Extract the entries in their exact form.
--- START OF Data section ---
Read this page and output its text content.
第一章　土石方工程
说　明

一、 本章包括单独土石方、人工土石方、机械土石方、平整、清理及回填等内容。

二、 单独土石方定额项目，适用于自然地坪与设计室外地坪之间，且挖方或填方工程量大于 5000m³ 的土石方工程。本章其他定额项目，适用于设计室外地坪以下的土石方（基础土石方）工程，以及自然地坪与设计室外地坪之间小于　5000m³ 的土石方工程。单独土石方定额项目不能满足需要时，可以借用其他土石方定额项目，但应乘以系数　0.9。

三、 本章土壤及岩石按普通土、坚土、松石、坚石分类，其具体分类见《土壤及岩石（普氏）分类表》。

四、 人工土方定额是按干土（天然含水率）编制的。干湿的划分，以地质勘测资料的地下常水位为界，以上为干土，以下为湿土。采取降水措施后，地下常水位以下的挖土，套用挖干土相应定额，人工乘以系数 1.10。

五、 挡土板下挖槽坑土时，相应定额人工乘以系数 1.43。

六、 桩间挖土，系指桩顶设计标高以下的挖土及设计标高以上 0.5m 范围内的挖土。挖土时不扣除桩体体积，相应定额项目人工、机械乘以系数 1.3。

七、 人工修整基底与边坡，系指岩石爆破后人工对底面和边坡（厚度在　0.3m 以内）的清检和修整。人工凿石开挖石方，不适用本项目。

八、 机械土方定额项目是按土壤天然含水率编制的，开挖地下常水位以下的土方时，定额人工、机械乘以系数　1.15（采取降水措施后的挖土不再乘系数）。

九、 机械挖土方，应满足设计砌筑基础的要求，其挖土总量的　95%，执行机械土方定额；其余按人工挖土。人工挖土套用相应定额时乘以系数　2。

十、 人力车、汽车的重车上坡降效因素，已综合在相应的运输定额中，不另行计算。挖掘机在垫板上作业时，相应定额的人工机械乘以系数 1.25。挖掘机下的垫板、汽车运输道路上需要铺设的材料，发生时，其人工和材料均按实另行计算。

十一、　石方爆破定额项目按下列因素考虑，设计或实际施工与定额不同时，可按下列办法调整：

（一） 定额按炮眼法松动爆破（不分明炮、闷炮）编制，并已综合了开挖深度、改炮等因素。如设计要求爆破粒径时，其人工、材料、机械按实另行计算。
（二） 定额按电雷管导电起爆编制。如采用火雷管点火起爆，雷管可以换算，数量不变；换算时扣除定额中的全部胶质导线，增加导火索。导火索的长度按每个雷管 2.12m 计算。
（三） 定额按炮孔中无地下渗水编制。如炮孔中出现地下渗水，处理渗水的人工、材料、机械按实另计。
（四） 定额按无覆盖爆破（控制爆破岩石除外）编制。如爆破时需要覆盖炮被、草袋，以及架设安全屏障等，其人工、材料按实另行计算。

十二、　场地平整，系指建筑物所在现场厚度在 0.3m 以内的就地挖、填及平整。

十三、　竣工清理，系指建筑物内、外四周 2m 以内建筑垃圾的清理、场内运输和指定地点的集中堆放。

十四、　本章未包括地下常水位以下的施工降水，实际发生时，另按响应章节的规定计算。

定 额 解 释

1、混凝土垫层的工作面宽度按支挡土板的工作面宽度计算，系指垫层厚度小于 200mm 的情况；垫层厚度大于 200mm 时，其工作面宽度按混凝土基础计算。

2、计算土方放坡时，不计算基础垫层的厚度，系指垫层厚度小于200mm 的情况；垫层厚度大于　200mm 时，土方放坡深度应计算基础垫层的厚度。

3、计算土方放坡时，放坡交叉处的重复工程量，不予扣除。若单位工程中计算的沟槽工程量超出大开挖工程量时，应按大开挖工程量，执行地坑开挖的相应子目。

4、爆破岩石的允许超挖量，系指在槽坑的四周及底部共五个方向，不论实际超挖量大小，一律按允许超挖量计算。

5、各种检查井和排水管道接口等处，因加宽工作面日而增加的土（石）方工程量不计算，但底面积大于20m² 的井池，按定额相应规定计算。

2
--- END OF Data section ---
■ **Written answer**
Read this page and output its text content.
第一章　土石方工程
说　明

一、 本章包括单独土石方、人工土石方、机械土石方、平整、清理及回填等内容。

二、 单独土石方定额项目，适用于自然地坪与设计室外地坪之间，且挖方或填方工程量大于 5000m³ 的土石方工程。本章其他定额项目，适用于设计室外地坪以下的土石方（基础土石方）工程，以及自然地坪与设计室外地坪之间小于　5000m³ 的土石方工程。单独土石方定额项目不能满足需要时，可以借用其他土石方定额项目，但应乘以系数　0.9。

三、 本章土壤及岩石按普通土、坚土、松石、坚石分类，其具体分类见《土壤及岩石（普氏）分类表》。

四、 人工土方定额是按干土（天然含水率）编制的。干湿的划分，以地质勘测资料的地下常水位为界，以上为干土，以下为湿土。采取降水措施后，地下常水位以下的挖土，套用挖干土相应定额，人工乘以系数 1.10。

五、 挡土板下挖槽坑土时，相应定额人工乘以系数 1.43。

六、 桩间挖土，系指桩顶设计标高以下的挖土及设计标高以上 0.5m 范围内的挖土。挖土时不扣除桩体体积，相应定额项目人工、机械乘以系数 1.3。

七、 人工修整基底与边坡，系指岩石爆破后人工对底面和边坡（厚度在　0.3m 以内）的清检和修整。人工凿石开挖石方，不适用本项目。

八、 机械土方定额项目是按土壤天然含水率编制的，开挖地下常水位以下的土方时，定额人工、机械乘以系数　1.15（采取降水措施后的挖土不再乘系数）。

九、 机械挖土方，应满足设计砌筑基础的要求，其挖土总量的　95%，执行机械土方定额；其余按人工挖土。人工挖土套用相应定额时乘以系数　2。

十、 人力车、汽车的重车上坡降效因素，已综合在相应的运输定额中，不另行计算。挖掘机在垫板上作业时，相应定额的人工机械乘以系数 1.25。挖掘机下的垫板、汽车运输道路上需要铺设的材料，发生时，其人工和材料均按实另行计算。

十一、　石方爆破定额项目按下列因素考虑，设计或实际施工与定额不同时，可按下列办法调整：

（一） 定额按炮眼法松动爆破（不分明炮、闷炮）编制，并已综合了开挖深度、改炮等因素。如设计要求爆破粒径时，其人工、材料、机械按实另行计算。
（二） 定额按电雷管导电起爆编制。如采用火雷管点火起爆，雷管可以换算，数量不变；换算时扣除定额中的全部胶质导线，增加导火索。导火索的长度按每个雷管 2.12m 计算。
（三） 定额按炮孔中无地下渗水编制。如炮孔中出现地下渗水，处理渗水的人工、材料、机械按实另计。
（四） 定额按无覆盖爆破（控制爆破岩石除外）编制。如爆破时需要覆盖炮被、草袋，以及架设安全屏障等，其人工、材料按实另行计算。

十二、　场地平整，系指建筑物所在现场厚度在 0.3m 以内的就地挖、填及平整。

十三、　竣工清理，系指建筑物内、外四周 2m 以内建筑垃圾的清理、场内运输和指定地点的集中堆放。

十四、　本章未包括地下常水位以下的施工降水，实际发生时，另按响应章节的规定计算。

定 额 解 释

1、混凝土垫层的工作面宽度按支挡土板的工作面宽度计算，系指垫层厚度小于 200mm 的情况；垫层厚度大于 200mm 时，其工作面宽度按混凝土基础计算。

2、计算土方放坡时，不计算基础垫层的厚度，系指垫层厚度小于200mm 的情况；垫层厚度大于　200mm 时，土方放坡深度应计算基础垫层的厚度。

3、计算土方放坡时，放坡交叉处的重复工程量，不予扣除。若单位工程中计算的沟槽工程量超出大开挖工程量时，应按大开挖工程量，执行地坑开挖的相应子目。

4、爆破岩石的允许超挖量，系指在槽坑的四周及底部共五个方向，不论实际超挖量大小，一律按允许超挖量计算。

5、各种检查井和排水管道接口等处，因加宽工作面日而增加的土（石）方工程量不计算，但底面积大于20m² 的井池，按定额相应规定计算。

2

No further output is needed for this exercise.